**What the task asks**
Reproduce all records exactly.

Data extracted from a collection
>>>
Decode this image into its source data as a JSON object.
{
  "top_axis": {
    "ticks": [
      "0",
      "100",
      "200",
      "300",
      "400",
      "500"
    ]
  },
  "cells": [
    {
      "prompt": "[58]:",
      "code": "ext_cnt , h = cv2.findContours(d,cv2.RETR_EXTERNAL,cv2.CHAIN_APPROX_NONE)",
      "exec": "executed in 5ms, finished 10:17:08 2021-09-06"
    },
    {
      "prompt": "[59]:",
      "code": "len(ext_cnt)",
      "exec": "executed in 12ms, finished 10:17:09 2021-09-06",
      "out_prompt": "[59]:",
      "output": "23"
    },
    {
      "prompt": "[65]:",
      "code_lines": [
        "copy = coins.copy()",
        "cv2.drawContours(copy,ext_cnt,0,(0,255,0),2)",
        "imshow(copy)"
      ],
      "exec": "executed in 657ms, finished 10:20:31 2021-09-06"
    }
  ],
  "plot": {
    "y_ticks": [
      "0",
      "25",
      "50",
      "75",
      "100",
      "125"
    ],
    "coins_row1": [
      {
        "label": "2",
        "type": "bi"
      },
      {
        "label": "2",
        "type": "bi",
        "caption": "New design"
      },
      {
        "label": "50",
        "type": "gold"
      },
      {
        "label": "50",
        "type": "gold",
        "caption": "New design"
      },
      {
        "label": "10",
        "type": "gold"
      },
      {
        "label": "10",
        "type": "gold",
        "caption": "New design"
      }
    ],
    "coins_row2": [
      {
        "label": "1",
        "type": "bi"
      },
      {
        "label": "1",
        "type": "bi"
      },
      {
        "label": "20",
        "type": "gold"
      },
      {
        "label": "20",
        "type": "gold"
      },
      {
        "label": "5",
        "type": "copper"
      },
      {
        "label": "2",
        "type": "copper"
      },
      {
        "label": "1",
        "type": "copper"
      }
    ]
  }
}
<<<
**Result of the task**
Decode this image into its source data as a JSON object.
{
  "top_axis": {
    "ticks": [
      "0",
      "100",
      "200",
      "300",
      "400",
      "500"
    ]
  },
  "cells": [
    {
      "prompt": "[58]:",
      "code": "ext_cnt , h = cv2.findContours(d,cv2.RETR_EXTERNAL,cv2.CHAIN_APPROX_NONE)",
      "exec": "executed in 5ms, finished 10:17:08 2021-09-06"
    },
    {
      "prompt": "[59]:",
      "code": "len(ext_cnt)",
      "exec": "executed in 12ms, finished 10:17:09 2021-09-06",
      "out_prompt": "[59]:",
      "output": "23"
    },
    {
      "prompt": "[65]:",
      "code_lines": [
        "copy = coins.copy()",
        "cv2.drawContours(copy,ext_cnt,0,(0,255,0),2)",
        "imshow(copy)"
      ],
      "exec": "executed in 657ms, finished 10:20:31 2021-09-06"
    }
  ],
  "plot": {
    "y_ticks": [
      "0",
      "25",
      "50",
      "75",
      "100",
      "125"
    ],
    "coins_row1": [
      {
        "label": "2",
        "type": "bi"
      },
      {
        "label": "2",
        "type": "bi",
        "caption": "New design"
      },
      {
        "label": "50",
        "type": "gold"
      },
      {
        "label": "50",
        "type": "gold",
        "caption": "New design"
      },
      {
        "label": "10",
        "type": "gold"
      },
      {
        "label": "10",
        "type": "gold",
        "caption": "New design"
      }
    ],
    "coins_row2": [
      {
        "label": "1",
        "type": "bi"
      },
      {
        "label": "1",
        "type": "bi"
      },
      {
        "label": "20",
        "type": "gold"
      },
      {
        "label": "20",
        "type": "gold"
      },
      {
        "label": "5",
        "type": "copper"
      },
      {
        "label": "2",
        "type": "copper"
      },
      {
        "label": "1",
        "type": "copper"
      }
    ]
  }
}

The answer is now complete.